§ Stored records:
******************************

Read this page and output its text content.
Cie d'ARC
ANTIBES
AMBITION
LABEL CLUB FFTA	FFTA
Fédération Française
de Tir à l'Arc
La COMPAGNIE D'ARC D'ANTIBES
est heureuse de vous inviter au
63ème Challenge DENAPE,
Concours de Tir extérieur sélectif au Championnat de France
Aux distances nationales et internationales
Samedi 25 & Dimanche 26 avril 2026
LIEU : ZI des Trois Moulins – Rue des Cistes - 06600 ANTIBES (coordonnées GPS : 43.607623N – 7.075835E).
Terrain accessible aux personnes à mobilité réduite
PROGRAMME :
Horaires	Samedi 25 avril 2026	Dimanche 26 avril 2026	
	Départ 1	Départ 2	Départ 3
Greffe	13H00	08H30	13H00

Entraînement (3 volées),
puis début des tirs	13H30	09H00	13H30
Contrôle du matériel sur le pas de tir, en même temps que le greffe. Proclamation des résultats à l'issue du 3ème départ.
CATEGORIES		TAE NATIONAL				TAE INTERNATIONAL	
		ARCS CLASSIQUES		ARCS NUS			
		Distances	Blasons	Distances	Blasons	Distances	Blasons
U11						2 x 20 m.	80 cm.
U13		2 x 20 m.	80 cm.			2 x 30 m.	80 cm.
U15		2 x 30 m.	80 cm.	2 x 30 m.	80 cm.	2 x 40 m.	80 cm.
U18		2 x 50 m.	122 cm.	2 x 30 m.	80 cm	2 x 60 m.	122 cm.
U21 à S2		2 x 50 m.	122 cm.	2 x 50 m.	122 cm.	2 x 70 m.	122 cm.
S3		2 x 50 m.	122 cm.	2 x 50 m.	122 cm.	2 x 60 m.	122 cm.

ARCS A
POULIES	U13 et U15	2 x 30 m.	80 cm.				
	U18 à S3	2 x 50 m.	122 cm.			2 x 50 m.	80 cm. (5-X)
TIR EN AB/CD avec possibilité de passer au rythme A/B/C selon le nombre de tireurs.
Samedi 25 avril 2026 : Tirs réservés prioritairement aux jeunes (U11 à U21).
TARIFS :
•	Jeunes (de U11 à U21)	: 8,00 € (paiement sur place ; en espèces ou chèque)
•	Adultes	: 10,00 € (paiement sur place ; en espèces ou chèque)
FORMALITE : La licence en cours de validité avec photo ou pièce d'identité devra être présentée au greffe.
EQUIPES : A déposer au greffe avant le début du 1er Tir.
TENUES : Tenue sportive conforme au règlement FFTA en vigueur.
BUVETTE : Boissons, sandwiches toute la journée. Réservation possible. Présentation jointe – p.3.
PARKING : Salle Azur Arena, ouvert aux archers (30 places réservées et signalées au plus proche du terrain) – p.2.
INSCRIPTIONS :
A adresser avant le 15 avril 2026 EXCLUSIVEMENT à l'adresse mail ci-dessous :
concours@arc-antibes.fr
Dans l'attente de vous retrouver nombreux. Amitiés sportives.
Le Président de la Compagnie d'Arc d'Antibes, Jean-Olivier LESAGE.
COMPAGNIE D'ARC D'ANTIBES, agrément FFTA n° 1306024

******************************

§ Exercise brief:
Each line containing the word "avec" counts once; say how many such lines there are, giving only the number.

§ Expected output:
2